Selected excerpt =
········

Re: autovacuum and orphaned large objects

Lists: pgsql-hackers
From: Euler Taveira de Oliveira <euler(at)timbira(dot)com>
To: Pgsql Hackers <pgsql-hackers(at)postgresql(dot)org>
Subject: autovacuum and orphaned large objects
Date: 2011-10-24 04:56:47
Message-ID: 4EA4F00F.3040208@timbira.com
Views: Raw Message | Whole Thread | Download mbox | Resend email
Lists: pgsql-hackers

Hi,

The main point of autovacuum is maintenance tasks. Currently, it executes
VACUUM and ANALYZE commands. I want to propose that we incorporate vacuumlo
functionality into it. While dealing with large objects (LO), we have lo
contrib module that helps with LO maintenance but has some limitations (does
not handle DROP TABLE and TRUNCATE cases) and vacuumlo that does an excellent
job but have to be executed outside DBMS. The proposal is to clean up LO when
autovacuum triggers VACUUM; cleanup LO routine will starts after(?) VACUUM
command.

In a near future I want to propose that orphaned LO be cleaned up by VACUUM
but that a history for another thread...

Comments?

········

Goals =
- A) List each database command that the mailing-list post on autovacuum and orphaned large objects writes in capital letters, naming each one once.
- B) Retype part of the autovacuum post, starting at the words "The main point" and ending after "for another thread...".

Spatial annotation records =

········

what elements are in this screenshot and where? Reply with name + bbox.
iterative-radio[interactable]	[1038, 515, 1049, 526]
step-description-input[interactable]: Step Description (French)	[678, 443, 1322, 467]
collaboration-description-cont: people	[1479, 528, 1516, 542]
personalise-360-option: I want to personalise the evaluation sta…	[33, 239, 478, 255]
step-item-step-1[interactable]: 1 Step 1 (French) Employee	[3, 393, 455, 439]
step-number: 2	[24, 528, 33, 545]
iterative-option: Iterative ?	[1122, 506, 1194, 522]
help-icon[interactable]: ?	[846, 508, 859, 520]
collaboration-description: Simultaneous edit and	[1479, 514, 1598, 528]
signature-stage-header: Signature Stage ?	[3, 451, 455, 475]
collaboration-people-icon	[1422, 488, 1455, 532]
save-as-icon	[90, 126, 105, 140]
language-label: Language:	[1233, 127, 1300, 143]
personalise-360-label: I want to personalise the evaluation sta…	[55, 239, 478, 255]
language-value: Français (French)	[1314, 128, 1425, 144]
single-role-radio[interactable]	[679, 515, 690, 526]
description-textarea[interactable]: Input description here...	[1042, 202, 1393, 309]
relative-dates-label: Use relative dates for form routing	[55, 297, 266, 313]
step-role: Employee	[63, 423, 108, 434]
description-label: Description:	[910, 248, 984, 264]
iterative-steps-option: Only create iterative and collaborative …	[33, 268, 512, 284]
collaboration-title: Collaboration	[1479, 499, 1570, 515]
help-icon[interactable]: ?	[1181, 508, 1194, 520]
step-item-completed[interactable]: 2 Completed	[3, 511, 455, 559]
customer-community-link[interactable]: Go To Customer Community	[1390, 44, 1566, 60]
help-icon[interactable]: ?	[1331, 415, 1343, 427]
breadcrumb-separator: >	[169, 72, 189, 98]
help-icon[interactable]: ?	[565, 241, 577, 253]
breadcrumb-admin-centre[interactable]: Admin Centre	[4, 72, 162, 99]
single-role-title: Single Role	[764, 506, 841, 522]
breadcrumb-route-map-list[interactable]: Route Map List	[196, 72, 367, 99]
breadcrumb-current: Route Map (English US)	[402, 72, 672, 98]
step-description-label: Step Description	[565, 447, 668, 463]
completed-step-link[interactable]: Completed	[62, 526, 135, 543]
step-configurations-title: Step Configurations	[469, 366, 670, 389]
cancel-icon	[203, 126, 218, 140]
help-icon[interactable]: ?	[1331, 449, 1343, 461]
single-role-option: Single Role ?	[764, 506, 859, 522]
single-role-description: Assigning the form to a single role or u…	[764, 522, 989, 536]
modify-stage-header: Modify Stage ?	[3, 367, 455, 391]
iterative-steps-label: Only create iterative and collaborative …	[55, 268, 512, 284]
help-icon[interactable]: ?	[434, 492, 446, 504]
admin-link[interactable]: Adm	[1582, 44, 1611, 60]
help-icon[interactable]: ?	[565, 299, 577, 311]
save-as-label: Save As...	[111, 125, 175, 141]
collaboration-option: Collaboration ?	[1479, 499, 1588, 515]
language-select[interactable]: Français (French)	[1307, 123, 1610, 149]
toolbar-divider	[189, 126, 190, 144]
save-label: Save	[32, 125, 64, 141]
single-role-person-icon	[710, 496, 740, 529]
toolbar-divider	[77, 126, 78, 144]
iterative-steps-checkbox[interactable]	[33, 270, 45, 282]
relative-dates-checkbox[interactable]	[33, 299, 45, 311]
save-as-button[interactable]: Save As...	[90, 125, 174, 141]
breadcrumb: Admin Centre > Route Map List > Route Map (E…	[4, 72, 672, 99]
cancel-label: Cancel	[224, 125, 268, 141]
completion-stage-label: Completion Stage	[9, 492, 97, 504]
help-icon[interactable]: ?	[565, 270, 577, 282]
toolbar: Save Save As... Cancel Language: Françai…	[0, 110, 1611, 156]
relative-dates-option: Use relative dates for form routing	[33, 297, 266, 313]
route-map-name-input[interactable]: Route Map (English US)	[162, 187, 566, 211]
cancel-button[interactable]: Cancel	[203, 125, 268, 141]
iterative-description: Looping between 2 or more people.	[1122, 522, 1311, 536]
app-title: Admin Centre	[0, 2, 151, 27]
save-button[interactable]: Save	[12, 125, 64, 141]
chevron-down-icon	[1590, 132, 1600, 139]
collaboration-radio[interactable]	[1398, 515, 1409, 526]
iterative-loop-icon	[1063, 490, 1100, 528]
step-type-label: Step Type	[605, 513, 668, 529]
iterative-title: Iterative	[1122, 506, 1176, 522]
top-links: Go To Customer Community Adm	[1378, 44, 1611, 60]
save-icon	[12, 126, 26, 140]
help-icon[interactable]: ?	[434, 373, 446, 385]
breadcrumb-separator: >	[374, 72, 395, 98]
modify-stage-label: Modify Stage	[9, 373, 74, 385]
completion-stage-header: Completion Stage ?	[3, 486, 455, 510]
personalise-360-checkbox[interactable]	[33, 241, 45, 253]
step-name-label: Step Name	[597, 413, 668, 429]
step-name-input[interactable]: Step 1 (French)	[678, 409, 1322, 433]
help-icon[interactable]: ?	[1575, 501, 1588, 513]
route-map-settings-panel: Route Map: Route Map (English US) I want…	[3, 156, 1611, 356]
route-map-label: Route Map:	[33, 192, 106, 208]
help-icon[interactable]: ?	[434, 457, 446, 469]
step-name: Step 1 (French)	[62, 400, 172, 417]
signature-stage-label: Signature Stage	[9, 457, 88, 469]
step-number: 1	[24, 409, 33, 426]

········

Completed exercise =
- A) VACUUM, ANALYZE, DROP TABLE, TRUNCATE

- B)
The main point of autovacuum is maintenance tasks. Currently, it executes
VACUUM and ANALYZE commands. I want to propose that we incorporate vacuumlo
functionality into it. While dealing with large objects (LO), we have lo
contrib module that helps with LO maintenance but has some limitations (does
not handle DROP TABLE and TRUNCATE cases) and vacuumlo that does an excellent
job but have to be executed outside DBMS. The proposal is to clean up LO when
autovacuum triggers VACUUM; cleanup LO routine will starts after(?) VACUUM
command.

In a near future I want to propose that orphaned LO be cleaned up by VACUUM
but that a history for another thread...